┏━━

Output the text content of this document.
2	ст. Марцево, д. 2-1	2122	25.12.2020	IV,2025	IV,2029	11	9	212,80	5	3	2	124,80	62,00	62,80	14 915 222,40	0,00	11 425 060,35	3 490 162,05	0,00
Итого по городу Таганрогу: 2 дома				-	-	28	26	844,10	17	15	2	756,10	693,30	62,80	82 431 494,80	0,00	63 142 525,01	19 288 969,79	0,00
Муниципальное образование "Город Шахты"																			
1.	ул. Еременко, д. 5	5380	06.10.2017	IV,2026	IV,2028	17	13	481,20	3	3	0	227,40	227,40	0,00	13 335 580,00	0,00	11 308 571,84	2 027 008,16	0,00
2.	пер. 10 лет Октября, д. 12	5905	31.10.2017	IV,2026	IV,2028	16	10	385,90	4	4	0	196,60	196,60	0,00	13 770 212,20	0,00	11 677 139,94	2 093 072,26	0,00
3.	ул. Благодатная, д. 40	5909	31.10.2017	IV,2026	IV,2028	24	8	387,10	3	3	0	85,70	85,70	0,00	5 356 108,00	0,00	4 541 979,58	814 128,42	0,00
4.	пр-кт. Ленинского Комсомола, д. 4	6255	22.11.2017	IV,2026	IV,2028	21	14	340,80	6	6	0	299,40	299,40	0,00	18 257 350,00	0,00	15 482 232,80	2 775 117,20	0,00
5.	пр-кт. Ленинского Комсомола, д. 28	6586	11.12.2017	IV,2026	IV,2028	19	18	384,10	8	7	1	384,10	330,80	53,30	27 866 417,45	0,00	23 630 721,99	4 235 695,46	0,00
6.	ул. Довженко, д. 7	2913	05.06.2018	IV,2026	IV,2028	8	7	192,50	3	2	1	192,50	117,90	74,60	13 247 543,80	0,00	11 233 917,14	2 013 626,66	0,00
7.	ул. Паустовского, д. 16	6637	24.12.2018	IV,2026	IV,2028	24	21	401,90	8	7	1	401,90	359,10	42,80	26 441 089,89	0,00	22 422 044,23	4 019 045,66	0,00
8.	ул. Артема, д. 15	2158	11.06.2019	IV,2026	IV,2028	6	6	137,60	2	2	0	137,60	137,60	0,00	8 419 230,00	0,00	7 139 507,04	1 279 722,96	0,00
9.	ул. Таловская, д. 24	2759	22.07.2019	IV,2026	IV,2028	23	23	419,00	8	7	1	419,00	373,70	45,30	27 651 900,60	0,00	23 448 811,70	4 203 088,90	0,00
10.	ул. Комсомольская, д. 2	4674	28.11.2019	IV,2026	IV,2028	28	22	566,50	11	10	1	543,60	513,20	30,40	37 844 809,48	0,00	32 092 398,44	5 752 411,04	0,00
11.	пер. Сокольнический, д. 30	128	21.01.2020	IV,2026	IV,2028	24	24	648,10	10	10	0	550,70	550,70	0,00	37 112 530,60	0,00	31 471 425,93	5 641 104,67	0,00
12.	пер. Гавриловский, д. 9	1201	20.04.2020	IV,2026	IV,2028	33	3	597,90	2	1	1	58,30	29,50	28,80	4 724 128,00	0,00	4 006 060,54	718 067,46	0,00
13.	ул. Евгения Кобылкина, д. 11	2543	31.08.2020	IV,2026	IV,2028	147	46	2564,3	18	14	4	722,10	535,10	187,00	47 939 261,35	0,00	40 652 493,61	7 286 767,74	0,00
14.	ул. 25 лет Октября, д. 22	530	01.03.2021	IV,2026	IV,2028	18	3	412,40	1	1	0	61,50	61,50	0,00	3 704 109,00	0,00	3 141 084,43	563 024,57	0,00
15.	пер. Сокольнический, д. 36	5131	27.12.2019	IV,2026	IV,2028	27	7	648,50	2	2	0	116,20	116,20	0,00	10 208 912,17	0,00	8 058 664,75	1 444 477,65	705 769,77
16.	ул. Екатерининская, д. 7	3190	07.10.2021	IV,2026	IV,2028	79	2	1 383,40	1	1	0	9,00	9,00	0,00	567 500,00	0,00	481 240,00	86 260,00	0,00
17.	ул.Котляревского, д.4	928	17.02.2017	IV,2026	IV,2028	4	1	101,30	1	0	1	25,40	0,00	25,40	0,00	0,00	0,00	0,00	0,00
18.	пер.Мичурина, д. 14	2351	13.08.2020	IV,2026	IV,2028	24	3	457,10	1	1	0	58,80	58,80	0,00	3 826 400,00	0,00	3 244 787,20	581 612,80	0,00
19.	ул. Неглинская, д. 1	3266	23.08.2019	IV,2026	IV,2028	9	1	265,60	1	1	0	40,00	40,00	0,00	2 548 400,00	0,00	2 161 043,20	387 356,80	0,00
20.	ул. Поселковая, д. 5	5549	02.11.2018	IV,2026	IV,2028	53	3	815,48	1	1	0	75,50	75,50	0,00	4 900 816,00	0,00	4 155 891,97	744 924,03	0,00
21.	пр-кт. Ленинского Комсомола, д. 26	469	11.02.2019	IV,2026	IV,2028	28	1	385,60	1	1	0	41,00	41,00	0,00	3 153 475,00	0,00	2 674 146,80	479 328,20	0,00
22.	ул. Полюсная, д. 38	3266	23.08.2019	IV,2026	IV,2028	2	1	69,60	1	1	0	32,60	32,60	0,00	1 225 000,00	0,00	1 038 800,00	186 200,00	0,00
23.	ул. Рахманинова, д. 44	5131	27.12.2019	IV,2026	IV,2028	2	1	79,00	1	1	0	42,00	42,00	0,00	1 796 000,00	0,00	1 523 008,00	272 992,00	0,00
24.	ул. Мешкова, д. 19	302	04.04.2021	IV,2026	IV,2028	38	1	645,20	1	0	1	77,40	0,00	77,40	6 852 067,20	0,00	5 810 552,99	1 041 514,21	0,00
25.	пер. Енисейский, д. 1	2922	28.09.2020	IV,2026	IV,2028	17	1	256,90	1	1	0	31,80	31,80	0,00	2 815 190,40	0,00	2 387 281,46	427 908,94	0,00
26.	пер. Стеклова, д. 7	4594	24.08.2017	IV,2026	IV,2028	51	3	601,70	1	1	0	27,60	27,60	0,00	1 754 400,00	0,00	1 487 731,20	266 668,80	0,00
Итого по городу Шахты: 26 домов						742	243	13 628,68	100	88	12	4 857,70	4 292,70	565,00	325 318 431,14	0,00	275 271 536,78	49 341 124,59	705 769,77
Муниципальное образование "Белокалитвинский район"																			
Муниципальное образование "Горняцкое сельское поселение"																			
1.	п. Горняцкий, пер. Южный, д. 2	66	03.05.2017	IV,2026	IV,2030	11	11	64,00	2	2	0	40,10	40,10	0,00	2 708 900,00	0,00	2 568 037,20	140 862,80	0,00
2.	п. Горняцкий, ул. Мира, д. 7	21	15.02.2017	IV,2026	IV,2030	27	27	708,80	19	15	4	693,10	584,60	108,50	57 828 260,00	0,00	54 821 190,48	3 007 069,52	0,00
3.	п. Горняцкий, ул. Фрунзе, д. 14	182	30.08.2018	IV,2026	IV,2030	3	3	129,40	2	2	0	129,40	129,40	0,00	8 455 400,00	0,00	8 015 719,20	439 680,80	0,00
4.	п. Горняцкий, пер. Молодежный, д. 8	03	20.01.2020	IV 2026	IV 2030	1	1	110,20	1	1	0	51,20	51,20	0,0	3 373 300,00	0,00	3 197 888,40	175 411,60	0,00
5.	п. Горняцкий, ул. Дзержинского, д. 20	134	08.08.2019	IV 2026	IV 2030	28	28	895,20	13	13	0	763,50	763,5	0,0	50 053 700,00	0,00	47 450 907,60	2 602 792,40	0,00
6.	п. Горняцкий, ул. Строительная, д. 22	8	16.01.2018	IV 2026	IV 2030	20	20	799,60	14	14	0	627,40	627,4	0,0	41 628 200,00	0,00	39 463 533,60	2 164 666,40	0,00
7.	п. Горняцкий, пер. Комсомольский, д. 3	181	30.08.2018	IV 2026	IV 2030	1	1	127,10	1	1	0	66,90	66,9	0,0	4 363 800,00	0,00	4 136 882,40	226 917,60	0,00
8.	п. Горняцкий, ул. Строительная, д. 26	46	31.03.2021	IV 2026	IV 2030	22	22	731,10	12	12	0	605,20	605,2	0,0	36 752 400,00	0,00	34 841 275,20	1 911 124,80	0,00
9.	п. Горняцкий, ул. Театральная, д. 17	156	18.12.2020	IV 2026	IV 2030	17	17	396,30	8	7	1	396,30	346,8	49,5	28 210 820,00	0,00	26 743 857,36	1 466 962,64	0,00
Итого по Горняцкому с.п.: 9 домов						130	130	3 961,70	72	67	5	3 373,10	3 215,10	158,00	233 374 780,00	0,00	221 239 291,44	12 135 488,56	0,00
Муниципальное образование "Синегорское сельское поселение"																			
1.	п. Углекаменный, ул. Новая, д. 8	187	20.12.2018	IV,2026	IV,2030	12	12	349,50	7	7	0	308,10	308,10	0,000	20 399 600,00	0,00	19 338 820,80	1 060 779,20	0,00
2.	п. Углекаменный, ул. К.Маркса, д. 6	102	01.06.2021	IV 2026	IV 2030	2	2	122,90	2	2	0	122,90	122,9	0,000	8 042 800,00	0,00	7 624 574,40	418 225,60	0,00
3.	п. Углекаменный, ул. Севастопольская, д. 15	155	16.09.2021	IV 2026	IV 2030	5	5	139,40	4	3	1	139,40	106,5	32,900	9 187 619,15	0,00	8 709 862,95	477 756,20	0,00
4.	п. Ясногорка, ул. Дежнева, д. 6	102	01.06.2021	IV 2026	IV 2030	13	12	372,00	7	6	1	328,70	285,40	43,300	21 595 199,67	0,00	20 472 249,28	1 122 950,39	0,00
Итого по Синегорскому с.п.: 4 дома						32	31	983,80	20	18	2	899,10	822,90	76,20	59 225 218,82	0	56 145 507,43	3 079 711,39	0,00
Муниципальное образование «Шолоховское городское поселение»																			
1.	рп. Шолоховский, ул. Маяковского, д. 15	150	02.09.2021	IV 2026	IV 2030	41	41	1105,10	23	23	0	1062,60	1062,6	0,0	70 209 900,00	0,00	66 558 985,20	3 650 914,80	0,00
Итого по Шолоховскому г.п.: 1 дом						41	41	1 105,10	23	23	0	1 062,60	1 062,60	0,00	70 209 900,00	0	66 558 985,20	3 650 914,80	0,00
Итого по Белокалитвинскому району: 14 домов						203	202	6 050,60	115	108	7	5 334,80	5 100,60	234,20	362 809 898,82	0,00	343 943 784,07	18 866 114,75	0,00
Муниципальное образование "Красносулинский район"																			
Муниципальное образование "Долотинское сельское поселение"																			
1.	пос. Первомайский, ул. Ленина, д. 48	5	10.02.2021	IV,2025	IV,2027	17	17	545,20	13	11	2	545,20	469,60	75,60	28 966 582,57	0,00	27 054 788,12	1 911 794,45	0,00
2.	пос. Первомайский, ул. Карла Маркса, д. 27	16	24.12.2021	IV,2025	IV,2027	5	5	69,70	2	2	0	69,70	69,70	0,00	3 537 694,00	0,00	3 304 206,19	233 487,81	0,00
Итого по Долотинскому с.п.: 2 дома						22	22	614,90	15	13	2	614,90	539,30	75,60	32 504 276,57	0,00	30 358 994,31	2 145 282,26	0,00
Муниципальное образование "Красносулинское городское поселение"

┗━━

_SET EXERCISE_: Every line in the data that holds "Шахты" should be copied out.

_THE RESPONSE_:
Муниципальное образование "Город Шахты"																			
Итого по городу Шахты: 26 домов						742	243	13 628,68	100	88	12	4 857,70	4 292,70	565,00	325 318 431,14	0,00	275 271 536,78	49 341 124,59	705 769,77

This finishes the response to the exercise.